DATA SUPPLIED:
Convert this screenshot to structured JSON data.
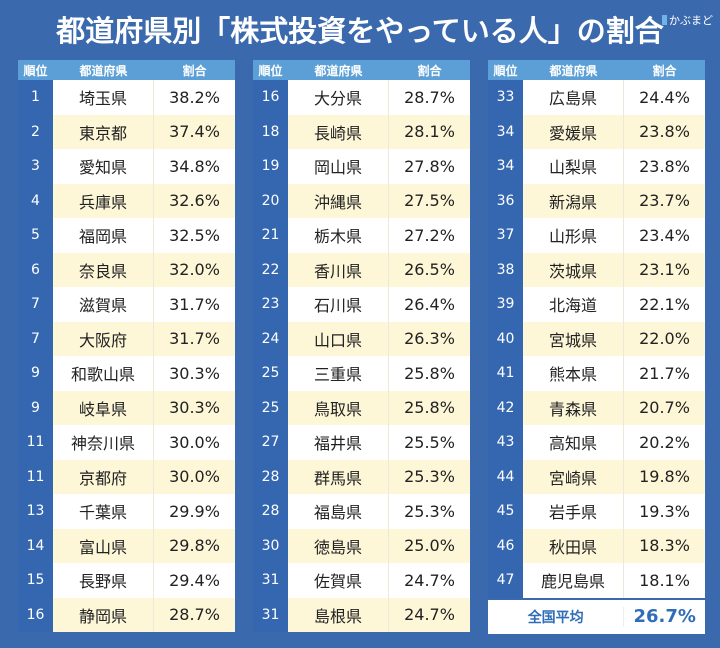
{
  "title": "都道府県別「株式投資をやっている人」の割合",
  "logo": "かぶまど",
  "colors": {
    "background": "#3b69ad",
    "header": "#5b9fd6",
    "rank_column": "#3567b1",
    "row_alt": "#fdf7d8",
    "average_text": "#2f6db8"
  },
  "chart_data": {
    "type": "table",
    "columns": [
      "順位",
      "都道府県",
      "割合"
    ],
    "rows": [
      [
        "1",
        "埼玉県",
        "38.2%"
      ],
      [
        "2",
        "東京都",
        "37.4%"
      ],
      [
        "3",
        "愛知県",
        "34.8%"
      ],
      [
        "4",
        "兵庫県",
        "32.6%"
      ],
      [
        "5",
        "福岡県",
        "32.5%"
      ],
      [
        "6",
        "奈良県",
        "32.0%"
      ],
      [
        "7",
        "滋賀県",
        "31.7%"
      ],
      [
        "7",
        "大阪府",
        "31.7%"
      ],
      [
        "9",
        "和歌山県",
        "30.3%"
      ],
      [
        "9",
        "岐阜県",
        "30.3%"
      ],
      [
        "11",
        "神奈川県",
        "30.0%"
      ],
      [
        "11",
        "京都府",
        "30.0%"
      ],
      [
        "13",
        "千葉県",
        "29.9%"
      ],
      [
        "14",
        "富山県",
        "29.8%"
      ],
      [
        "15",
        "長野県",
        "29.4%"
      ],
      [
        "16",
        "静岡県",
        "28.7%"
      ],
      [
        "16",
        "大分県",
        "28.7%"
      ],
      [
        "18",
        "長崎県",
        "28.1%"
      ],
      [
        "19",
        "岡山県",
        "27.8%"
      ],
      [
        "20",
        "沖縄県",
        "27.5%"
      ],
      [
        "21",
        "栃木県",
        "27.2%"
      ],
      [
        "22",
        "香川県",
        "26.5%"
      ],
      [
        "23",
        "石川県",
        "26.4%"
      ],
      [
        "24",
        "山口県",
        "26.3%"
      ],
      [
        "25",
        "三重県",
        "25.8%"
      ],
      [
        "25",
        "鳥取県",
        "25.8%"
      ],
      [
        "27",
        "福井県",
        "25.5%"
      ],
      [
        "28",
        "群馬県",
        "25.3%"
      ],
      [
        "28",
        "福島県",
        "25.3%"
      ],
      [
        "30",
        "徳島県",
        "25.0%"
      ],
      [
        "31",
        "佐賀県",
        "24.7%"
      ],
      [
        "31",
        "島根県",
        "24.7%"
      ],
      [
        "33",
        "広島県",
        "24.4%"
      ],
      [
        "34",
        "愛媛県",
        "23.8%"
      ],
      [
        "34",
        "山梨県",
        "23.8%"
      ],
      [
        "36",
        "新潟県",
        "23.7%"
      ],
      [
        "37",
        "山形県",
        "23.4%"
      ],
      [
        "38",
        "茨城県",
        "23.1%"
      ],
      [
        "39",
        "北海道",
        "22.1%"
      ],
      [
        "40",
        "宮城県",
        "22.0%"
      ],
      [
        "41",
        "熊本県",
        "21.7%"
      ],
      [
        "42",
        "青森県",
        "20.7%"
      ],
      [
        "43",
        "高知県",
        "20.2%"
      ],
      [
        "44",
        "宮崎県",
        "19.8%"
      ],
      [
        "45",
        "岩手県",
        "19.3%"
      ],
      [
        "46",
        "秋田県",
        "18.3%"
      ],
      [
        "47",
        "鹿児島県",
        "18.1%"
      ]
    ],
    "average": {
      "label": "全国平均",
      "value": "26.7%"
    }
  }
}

REQUEST:
Retype the entries word for word. Omit any images.

RESULT OF THE EXERCISE:
Convert this screenshot to structured JSON data.
{
  "title": "都道府県別「株式投資をやっている人」の割合",
  "logo": "かぶまど",
  "colors": {
    "background": "#3b69ad",
    "header": "#5b9fd6",
    "rank_column": "#3567b1",
    "row_alt": "#fdf7d8",
    "average_text": "#2f6db8"
  },
  "chart_data": {
    "type": "table",
    "columns": [
      "順位",
      "都道府県",
      "割合"
    ],
    "rows": [
      [
        "1",
        "埼玉県",
        "38.2%"
      ],
      [
        "2",
        "東京都",
        "37.4%"
      ],
      [
        "3",
        "愛知県",
        "34.8%"
      ],
      [
        "4",
        "兵庫県",
        "32.6%"
      ],
      [
        "5",
        "福岡県",
        "32.5%"
      ],
      [
        "6",
        "奈良県",
        "32.0%"
      ],
      [
        "7",
        "滋賀県",
        "31.7%"
      ],
      [
        "7",
        "大阪府",
        "31.7%"
      ],
      [
        "9",
        "和歌山県",
        "30.3%"
      ],
      [
        "9",
        "岐阜県",
        "30.3%"
      ],
      [
        "11",
        "神奈川県",
        "30.0%"
      ],
      [
        "11",
        "京都府",
        "30.0%"
      ],
      [
        "13",
        "千葉県",
        "29.9%"
      ],
      [
        "14",
        "富山県",
        "29.8%"
      ],
      [
        "15",
        "長野県",
        "29.4%"
      ],
      [
        "16",
        "静岡県",
        "28.7%"
      ],
      [
        "16",
        "大分県",
        "28.7%"
      ],
      [
        "18",
        "長崎県",
        "28.1%"
      ],
      [
        "19",
        "岡山県",
        "27.8%"
      ],
      [
        "20",
        "沖縄県",
        "27.5%"
      ],
      [
        "21",
        "栃木県",
        "27.2%"
      ],
      [
        "22",
        "香川県",
        "26.5%"
      ],
      [
        "23",
        "石川県",
        "26.4%"
      ],
      [
        "24",
        "山口県",
        "26.3%"
      ],
      [
        "25",
        "三重県",
        "25.8%"
      ],
      [
        "25",
        "鳥取県",
        "25.8%"
      ],
      [
        "27",
        "福井県",
        "25.5%"
      ],
      [
        "28",
        "群馬県",
        "25.3%"
      ],
      [
        "28",
        "福島県",
        "25.3%"
      ],
      [
        "30",
        "徳島県",
        "25.0%"
      ],
      [
        "31",
        "佐賀県",
        "24.7%"
      ],
      [
        "31",
        "島根県",
        "24.7%"
      ],
      [
        "33",
        "広島県",
        "24.4%"
      ],
      [
        "34",
        "愛媛県",
        "23.8%"
      ],
      [
        "34",
        "山梨県",
        "23.8%"
      ],
      [
        "36",
        "新潟県",
        "23.7%"
      ],
      [
        "37",
        "山形県",
        "23.4%"
      ],
      [
        "38",
        "茨城県",
        "23.1%"
      ],
      [
        "39",
        "北海道",
        "22.1%"
      ],
      [
        "40",
        "宮城県",
        "22.0%"
      ],
      [
        "41",
        "熊本県",
        "21.7%"
      ],
      [
        "42",
        "青森県",
        "20.7%"
      ],
      [
        "43",
        "高知県",
        "20.2%"
      ],
      [
        "44",
        "宮崎県",
        "19.8%"
      ],
      [
        "45",
        "岩手県",
        "19.3%"
      ],
      [
        "46",
        "秋田県",
        "18.3%"
      ],
      [
        "47",
        "鹿児島県",
        "18.1%"
      ]
    ],
    "average": {
      "label": "全国平均",
      "value": "26.7%"
    }
  }
}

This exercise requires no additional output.